Copy each line in the data that includes the word "Камчатского".

>> begin Stored data

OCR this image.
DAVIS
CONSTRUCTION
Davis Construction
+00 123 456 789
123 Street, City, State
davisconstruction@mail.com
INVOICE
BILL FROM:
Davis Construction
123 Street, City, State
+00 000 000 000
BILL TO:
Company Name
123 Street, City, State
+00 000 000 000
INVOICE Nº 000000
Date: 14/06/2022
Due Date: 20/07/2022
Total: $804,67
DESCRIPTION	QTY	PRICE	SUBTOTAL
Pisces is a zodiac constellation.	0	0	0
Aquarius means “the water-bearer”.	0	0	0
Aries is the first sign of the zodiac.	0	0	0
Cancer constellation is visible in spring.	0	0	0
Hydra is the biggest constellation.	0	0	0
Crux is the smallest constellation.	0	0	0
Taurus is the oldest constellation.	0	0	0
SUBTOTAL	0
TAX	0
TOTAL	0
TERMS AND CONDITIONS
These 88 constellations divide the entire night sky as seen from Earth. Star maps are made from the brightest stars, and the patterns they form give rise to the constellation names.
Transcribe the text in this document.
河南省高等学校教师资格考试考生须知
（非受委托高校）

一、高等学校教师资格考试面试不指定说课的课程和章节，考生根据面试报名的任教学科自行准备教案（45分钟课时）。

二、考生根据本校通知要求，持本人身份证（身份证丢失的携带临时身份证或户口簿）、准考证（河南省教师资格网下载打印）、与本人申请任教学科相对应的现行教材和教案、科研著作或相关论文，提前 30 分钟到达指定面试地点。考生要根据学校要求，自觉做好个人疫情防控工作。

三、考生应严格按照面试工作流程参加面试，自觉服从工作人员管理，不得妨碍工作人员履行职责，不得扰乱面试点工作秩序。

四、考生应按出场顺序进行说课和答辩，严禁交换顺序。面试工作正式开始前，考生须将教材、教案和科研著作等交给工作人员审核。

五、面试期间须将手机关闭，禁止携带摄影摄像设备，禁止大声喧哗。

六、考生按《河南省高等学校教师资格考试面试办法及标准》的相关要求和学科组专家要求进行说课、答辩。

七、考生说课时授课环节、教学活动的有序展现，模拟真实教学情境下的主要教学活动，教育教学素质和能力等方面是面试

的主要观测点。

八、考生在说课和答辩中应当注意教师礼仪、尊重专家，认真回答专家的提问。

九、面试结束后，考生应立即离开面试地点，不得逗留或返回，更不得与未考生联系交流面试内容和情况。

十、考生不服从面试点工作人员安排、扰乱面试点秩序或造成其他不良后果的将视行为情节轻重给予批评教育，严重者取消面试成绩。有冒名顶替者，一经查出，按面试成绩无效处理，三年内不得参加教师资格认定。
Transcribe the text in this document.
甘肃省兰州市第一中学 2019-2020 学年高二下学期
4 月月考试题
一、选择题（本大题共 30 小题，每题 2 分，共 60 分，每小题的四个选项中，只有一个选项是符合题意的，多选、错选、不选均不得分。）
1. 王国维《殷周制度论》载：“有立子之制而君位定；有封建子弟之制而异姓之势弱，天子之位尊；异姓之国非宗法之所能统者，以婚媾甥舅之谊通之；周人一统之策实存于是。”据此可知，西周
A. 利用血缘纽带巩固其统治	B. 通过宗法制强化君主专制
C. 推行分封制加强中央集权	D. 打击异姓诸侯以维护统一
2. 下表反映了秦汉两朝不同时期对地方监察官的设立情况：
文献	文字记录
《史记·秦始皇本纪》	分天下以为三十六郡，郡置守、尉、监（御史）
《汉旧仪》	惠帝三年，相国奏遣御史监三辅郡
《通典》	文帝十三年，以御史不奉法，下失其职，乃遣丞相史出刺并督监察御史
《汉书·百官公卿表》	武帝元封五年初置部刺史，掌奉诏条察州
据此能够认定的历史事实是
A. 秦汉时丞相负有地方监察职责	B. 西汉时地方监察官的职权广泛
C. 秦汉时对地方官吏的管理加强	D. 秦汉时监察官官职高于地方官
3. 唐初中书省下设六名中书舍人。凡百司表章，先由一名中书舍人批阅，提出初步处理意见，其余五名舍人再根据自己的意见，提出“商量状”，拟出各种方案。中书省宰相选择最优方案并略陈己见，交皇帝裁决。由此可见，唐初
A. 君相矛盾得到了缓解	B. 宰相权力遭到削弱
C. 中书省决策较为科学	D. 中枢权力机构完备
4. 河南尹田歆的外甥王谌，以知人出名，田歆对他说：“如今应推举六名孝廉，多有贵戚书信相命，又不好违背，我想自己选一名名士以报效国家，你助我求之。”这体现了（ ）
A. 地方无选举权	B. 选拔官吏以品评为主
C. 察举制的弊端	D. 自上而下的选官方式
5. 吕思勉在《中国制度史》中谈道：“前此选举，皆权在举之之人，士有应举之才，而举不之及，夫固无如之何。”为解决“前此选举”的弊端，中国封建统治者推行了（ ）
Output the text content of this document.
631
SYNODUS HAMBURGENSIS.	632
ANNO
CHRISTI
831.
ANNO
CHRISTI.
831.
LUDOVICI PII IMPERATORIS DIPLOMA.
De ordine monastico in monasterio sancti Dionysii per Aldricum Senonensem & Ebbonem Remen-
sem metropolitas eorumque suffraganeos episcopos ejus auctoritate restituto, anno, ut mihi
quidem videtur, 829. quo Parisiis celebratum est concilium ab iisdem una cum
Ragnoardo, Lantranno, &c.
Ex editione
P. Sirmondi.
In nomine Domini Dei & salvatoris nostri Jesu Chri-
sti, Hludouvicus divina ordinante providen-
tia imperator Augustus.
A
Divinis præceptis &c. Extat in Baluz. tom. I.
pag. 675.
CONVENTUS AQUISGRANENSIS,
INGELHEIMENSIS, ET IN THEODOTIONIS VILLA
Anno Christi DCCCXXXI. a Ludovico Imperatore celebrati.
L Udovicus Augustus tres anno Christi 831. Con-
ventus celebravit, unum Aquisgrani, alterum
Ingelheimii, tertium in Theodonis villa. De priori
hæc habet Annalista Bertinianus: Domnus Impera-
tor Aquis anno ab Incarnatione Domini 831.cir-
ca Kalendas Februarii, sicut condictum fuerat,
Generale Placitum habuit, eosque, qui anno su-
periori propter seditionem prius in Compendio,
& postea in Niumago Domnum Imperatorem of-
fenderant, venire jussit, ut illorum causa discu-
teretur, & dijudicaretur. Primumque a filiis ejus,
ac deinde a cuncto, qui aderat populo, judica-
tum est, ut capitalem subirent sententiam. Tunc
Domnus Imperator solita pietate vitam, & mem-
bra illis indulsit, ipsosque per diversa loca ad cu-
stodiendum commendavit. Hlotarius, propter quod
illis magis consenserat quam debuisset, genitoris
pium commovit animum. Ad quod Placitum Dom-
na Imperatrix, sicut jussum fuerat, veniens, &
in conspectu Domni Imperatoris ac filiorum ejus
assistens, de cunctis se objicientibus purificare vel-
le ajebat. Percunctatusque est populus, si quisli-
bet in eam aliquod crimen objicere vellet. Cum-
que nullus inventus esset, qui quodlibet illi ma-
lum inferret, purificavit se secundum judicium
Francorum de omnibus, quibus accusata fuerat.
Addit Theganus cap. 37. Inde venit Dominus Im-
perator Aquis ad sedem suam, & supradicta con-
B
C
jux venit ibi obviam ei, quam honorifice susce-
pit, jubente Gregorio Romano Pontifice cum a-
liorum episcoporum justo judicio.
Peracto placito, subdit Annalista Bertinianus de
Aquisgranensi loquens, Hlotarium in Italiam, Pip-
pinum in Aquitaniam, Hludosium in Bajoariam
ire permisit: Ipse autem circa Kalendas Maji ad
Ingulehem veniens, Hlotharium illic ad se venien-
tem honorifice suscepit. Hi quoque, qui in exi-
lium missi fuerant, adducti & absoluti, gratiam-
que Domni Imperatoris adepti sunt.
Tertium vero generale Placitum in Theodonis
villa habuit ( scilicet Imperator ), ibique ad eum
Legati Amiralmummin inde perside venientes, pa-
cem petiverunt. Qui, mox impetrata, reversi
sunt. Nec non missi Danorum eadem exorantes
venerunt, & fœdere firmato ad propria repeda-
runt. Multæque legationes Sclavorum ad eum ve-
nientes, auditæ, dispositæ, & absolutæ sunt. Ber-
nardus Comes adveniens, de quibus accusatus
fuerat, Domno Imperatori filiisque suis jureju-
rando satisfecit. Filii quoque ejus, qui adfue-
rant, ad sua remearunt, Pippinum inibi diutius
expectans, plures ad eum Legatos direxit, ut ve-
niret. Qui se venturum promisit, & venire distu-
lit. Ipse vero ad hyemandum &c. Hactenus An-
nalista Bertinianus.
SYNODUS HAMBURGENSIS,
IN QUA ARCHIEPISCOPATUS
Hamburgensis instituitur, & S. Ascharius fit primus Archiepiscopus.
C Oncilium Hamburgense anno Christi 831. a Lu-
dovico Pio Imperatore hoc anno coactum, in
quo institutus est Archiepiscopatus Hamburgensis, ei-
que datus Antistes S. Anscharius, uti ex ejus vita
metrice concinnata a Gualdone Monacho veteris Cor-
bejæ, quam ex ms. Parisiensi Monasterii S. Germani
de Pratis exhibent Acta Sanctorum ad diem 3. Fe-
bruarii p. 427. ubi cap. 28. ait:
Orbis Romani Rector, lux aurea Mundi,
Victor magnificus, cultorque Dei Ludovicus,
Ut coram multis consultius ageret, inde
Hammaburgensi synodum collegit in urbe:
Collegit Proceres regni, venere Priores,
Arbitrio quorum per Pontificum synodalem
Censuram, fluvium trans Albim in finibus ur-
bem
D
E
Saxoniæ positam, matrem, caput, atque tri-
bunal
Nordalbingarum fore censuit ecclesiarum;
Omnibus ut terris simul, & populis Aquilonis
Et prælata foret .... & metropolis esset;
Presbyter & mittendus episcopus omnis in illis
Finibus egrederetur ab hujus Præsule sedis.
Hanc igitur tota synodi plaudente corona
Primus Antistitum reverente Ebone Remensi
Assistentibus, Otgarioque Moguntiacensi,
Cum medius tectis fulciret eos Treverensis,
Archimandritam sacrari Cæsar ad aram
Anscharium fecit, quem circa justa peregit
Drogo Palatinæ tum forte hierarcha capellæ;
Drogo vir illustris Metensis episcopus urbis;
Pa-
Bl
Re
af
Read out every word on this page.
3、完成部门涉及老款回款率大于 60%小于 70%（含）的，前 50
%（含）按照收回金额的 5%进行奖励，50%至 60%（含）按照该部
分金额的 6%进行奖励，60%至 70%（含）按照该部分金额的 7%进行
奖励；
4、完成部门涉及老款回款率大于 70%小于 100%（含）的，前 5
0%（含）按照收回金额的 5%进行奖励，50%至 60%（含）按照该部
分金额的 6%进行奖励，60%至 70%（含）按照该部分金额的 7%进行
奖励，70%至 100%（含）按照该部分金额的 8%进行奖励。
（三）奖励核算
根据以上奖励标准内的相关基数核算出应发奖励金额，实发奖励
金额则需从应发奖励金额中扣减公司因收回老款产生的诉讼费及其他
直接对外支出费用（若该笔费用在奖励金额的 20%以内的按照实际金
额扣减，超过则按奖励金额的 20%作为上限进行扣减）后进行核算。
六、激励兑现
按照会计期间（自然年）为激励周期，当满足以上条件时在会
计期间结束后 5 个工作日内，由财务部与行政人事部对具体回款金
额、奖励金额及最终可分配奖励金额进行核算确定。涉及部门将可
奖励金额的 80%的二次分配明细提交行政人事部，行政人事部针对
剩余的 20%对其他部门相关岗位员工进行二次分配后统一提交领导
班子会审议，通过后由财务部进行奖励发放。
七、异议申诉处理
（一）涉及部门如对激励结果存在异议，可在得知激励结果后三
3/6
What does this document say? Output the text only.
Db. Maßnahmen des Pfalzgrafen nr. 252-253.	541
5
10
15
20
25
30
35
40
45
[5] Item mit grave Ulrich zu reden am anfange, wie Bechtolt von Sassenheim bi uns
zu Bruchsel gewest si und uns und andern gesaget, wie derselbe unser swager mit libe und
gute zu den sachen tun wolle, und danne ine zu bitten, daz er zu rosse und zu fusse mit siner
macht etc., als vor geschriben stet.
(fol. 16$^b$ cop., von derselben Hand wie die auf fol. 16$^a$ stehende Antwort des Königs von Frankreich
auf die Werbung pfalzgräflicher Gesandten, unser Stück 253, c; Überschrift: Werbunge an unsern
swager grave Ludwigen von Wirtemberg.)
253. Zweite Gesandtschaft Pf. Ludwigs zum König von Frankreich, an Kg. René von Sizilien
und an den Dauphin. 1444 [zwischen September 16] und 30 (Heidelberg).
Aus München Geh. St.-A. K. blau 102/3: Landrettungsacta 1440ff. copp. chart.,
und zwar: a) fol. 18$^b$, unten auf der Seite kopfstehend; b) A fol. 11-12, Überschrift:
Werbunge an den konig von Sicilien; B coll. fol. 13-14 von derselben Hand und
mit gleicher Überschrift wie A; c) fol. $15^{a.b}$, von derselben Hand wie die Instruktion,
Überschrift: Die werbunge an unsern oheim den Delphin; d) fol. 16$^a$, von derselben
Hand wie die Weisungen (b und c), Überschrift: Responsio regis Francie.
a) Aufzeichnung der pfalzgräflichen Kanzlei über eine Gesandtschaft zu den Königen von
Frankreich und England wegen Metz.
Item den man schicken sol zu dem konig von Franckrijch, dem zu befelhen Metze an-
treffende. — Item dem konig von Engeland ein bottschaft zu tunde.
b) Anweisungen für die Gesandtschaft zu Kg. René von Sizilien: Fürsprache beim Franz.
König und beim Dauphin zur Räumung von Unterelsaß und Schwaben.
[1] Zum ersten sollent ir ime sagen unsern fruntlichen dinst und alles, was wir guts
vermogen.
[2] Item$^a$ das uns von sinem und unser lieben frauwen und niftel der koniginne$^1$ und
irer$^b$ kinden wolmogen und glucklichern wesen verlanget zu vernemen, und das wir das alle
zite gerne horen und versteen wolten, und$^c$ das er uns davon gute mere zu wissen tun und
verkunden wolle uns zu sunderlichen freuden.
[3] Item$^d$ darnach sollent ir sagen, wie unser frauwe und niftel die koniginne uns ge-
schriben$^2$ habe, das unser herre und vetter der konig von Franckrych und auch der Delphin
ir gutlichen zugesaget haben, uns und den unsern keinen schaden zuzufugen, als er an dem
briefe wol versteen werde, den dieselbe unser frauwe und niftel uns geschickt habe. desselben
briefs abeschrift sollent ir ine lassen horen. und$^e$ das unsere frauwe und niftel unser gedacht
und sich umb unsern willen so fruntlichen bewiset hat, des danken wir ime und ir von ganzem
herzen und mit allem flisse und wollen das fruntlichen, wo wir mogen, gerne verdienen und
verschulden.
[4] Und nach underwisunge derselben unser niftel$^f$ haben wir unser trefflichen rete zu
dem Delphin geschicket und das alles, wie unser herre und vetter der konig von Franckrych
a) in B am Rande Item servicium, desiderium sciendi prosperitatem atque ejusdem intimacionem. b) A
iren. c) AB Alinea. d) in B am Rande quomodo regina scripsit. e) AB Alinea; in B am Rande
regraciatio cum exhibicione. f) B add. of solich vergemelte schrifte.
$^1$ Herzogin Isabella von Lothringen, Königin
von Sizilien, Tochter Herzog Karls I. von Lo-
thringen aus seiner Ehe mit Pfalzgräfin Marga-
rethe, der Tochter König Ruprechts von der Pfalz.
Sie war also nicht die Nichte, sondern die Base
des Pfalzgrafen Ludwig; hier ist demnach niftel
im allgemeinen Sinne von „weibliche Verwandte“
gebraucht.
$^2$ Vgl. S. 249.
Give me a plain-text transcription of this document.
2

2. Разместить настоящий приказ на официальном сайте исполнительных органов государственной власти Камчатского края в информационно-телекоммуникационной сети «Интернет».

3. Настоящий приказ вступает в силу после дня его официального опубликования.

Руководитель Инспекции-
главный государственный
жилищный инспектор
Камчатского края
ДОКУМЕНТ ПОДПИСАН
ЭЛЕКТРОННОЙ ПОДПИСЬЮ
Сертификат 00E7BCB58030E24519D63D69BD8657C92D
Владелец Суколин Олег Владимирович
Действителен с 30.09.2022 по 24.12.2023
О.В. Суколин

>> end Stored data

Written solution:
2. Разместить настоящий приказ на официальном сайте исполнительных органов государственной власти Камчатского края в информационно-телекоммуникационной сети «Интернет».
Камчатского края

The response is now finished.